(Dataset rows about figures)
------------

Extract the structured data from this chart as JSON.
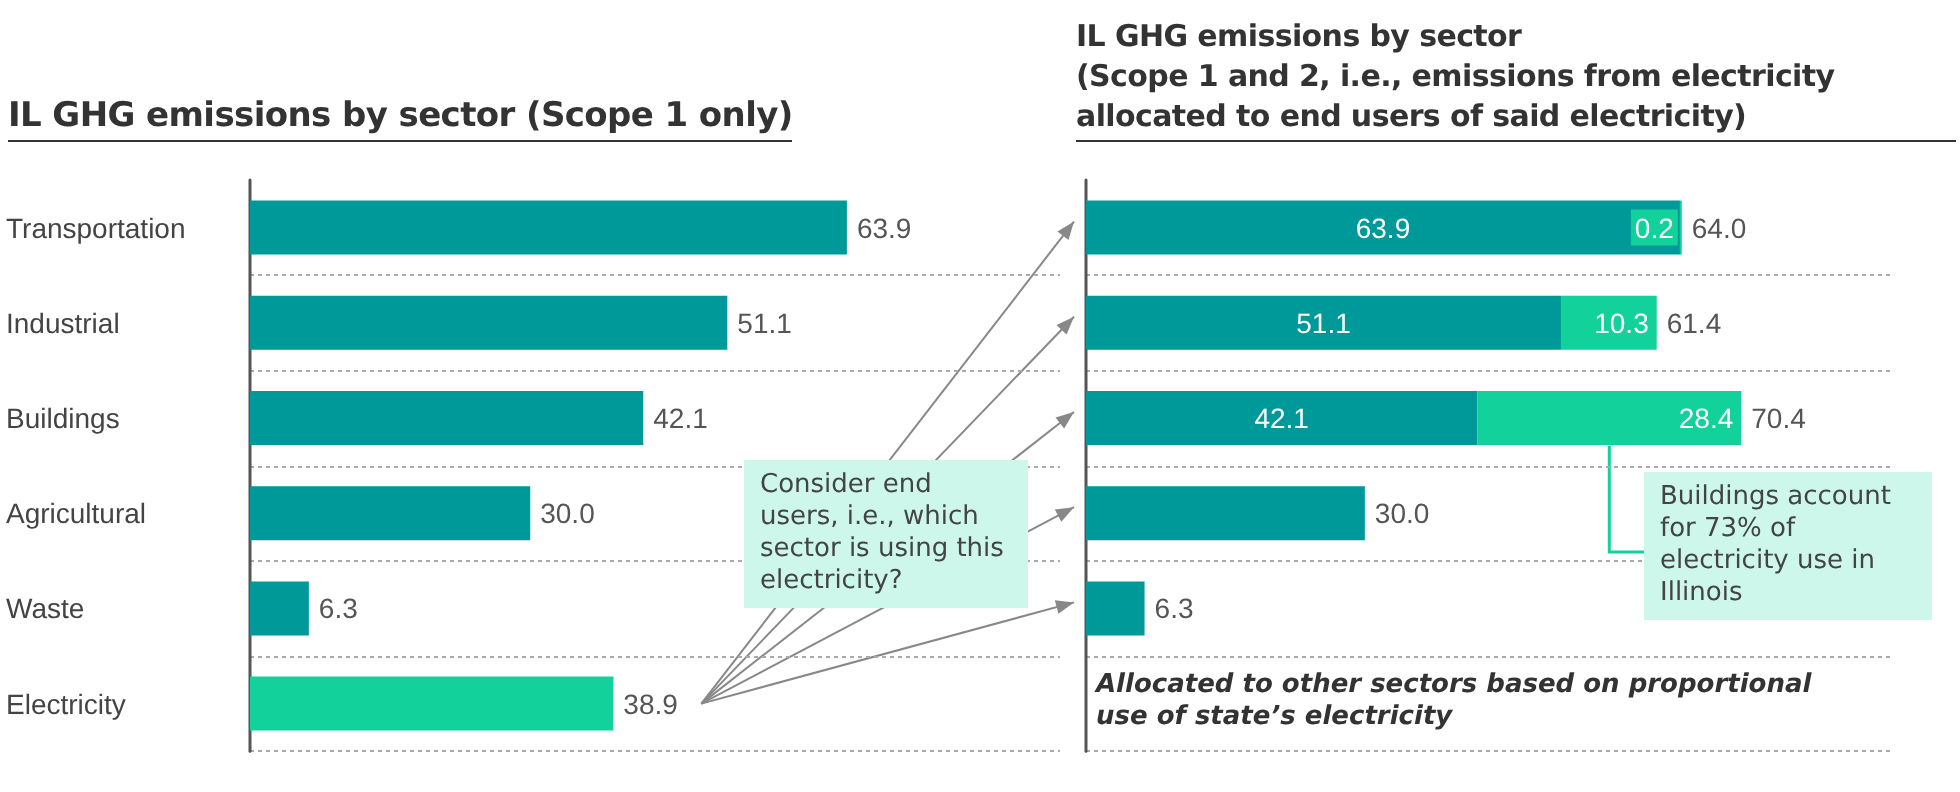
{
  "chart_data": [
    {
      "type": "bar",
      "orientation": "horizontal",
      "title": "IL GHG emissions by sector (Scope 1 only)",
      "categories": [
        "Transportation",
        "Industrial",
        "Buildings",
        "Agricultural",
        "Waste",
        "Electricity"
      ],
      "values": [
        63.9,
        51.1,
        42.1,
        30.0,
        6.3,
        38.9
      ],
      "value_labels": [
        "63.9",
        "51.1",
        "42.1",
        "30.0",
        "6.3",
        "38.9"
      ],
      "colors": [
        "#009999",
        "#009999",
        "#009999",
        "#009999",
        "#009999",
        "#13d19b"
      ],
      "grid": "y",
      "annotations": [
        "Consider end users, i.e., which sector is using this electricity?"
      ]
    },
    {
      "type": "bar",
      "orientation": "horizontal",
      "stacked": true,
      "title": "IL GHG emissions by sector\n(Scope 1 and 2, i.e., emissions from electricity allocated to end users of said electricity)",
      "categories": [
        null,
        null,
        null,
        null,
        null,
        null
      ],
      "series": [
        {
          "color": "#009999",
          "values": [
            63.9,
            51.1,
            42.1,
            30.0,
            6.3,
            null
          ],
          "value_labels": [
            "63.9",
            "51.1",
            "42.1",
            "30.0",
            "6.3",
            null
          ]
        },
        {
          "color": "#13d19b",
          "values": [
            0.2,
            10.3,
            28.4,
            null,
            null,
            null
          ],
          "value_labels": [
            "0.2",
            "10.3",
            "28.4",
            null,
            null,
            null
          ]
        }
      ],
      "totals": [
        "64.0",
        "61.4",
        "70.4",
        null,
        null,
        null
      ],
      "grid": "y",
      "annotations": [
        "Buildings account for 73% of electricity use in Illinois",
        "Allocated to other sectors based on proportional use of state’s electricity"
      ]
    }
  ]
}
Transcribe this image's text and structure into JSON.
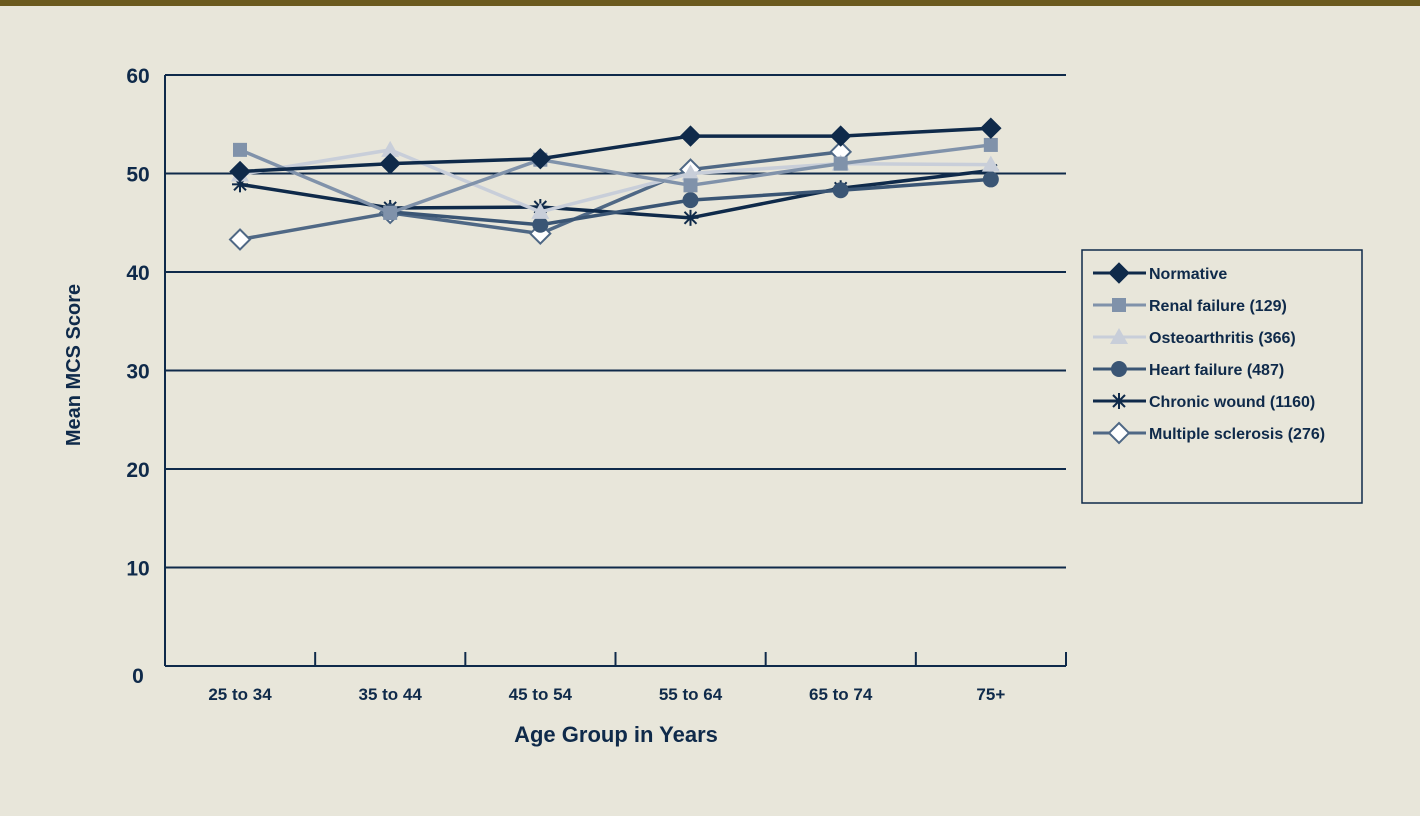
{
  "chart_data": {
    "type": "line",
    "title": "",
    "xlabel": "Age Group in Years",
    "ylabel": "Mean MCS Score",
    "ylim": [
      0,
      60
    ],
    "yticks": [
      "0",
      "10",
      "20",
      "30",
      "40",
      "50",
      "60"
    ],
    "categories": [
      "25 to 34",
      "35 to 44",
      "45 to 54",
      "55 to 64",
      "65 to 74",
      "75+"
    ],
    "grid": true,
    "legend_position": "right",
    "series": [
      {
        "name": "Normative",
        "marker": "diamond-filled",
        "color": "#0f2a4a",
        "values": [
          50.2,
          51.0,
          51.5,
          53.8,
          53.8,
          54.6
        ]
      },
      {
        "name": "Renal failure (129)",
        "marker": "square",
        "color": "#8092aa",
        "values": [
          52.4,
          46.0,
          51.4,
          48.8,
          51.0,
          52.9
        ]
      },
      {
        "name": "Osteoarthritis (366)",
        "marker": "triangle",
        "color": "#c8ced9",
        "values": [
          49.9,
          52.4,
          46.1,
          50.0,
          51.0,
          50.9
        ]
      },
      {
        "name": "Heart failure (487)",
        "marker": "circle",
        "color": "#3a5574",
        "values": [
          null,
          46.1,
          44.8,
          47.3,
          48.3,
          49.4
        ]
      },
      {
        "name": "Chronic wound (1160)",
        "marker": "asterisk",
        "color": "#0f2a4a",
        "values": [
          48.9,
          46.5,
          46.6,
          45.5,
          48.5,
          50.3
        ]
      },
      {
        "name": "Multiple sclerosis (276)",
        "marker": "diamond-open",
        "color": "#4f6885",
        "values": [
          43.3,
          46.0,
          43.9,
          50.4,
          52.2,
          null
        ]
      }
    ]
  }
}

------------

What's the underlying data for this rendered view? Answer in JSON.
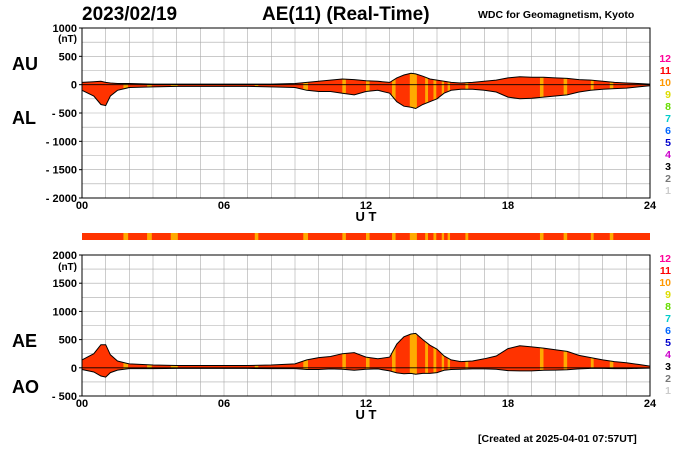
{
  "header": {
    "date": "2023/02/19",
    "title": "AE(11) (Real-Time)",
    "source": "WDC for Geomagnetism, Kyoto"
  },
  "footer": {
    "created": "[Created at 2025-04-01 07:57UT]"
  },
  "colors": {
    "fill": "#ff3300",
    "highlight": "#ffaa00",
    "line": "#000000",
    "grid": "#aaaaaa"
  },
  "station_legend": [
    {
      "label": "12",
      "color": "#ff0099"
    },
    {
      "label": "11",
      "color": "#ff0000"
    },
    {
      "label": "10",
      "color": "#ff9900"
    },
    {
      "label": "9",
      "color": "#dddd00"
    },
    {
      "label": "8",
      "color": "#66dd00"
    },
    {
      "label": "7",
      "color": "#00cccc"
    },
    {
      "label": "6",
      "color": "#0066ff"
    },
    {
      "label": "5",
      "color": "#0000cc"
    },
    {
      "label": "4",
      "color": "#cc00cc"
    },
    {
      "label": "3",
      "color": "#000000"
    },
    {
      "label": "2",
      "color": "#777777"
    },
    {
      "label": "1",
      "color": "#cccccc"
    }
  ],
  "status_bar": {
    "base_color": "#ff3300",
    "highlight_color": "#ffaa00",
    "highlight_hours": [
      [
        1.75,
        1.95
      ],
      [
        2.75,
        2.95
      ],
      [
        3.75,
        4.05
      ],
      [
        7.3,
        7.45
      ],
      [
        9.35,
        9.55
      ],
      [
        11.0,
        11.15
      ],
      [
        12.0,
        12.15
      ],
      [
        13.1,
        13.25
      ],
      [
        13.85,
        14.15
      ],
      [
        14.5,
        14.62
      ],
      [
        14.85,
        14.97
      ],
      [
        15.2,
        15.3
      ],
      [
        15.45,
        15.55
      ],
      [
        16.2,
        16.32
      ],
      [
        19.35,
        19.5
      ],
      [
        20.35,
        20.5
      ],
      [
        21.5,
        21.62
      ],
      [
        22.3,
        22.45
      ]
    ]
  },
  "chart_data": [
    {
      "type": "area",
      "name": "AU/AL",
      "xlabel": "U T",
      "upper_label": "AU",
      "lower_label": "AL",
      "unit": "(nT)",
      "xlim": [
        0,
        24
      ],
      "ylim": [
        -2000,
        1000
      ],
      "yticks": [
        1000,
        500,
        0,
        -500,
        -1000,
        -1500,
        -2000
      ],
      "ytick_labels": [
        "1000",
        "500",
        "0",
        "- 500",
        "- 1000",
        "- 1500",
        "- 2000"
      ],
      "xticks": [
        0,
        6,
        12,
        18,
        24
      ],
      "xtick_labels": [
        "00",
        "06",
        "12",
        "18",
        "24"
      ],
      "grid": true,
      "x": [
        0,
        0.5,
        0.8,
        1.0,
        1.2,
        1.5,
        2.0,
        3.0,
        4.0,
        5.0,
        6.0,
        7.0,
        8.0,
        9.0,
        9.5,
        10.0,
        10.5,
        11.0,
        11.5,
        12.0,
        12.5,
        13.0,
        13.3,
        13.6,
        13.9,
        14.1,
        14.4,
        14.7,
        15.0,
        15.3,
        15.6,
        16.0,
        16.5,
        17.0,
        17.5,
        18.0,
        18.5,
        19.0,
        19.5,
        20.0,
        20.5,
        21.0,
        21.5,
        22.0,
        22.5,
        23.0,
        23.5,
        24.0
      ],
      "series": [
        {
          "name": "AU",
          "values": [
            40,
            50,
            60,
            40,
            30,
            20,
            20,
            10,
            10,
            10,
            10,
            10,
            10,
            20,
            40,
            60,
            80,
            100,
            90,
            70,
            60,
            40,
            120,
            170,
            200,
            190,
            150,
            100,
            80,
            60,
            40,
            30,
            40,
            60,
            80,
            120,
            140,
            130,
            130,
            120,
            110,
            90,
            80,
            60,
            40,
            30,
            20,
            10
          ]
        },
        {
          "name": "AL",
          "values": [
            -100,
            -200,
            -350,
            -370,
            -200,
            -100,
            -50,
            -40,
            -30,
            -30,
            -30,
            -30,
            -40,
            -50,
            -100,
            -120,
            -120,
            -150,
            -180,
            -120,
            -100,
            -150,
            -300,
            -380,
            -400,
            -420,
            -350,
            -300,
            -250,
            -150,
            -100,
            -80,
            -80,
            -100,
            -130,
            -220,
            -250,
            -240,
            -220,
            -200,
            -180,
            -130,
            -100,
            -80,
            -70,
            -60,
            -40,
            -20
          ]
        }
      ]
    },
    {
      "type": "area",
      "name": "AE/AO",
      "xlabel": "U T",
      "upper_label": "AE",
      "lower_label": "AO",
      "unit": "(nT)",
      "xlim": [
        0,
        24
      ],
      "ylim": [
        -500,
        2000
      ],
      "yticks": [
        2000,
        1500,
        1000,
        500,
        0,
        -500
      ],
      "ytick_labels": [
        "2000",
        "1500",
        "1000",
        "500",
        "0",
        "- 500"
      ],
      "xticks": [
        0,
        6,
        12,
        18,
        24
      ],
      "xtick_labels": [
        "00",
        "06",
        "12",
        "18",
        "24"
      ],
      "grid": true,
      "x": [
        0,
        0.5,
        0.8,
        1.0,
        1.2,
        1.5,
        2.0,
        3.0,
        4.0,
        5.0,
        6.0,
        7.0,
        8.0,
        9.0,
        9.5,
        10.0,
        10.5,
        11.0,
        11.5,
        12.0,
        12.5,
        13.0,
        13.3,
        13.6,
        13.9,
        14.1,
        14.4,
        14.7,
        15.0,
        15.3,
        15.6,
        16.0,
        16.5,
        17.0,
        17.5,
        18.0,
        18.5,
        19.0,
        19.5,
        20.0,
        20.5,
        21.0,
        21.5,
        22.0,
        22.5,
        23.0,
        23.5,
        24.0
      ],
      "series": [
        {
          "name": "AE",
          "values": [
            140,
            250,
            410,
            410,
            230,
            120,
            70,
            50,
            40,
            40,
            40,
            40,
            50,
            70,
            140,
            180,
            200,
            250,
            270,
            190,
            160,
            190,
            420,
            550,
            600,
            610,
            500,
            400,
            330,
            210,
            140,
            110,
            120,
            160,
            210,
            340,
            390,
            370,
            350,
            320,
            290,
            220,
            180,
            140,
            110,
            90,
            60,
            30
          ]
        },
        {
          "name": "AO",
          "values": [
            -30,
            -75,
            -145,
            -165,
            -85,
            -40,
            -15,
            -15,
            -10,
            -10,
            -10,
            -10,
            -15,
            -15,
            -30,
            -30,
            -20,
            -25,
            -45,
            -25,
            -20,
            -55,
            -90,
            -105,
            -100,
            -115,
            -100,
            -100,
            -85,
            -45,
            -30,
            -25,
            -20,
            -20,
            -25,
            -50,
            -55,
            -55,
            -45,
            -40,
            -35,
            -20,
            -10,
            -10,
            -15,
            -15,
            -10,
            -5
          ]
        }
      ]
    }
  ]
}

------------

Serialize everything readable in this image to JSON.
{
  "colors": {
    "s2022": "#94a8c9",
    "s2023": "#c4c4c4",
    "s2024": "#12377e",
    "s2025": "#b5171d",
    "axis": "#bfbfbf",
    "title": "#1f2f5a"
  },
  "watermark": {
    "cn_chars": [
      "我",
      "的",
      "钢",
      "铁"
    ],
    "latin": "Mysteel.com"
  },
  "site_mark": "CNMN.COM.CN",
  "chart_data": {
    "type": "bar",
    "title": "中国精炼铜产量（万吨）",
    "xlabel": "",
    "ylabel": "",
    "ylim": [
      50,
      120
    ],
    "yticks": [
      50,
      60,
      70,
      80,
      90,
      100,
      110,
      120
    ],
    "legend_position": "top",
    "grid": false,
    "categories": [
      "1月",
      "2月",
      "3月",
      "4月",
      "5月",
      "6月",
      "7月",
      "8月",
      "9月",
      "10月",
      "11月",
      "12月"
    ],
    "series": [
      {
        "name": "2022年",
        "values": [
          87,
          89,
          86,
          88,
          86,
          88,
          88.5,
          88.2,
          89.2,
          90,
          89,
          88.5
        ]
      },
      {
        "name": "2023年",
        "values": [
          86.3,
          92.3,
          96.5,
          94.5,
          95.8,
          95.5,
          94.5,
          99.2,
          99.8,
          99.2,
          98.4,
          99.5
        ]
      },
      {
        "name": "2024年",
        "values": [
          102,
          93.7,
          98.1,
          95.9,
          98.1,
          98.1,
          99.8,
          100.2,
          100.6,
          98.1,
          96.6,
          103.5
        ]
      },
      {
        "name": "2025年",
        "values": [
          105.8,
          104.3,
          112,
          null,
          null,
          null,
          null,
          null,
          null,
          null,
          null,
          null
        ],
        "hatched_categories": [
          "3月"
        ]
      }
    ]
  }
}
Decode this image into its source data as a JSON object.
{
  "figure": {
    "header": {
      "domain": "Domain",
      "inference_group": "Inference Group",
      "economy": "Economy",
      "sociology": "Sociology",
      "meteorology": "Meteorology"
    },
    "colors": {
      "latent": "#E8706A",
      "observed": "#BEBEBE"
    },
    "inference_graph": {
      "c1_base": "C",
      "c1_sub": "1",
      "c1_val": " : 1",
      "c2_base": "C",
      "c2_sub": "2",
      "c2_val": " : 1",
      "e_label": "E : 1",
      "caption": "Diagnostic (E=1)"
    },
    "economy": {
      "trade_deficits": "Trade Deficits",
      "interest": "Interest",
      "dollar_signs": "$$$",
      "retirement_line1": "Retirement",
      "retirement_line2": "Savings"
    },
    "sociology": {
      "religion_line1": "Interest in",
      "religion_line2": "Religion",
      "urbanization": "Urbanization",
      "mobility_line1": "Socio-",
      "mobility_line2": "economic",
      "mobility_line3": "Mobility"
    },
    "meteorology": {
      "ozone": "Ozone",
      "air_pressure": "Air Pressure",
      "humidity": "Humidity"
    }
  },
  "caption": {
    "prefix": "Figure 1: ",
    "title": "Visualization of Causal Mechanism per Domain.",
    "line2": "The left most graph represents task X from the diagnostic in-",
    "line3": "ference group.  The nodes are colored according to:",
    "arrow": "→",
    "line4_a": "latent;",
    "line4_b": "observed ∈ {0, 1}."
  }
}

------------

Problem statement
All lines above containing the string "into" are to be collected.

Result of the task
Transcribe this image's text and structure into JSON.
Decode this image into its source data as a JSON object.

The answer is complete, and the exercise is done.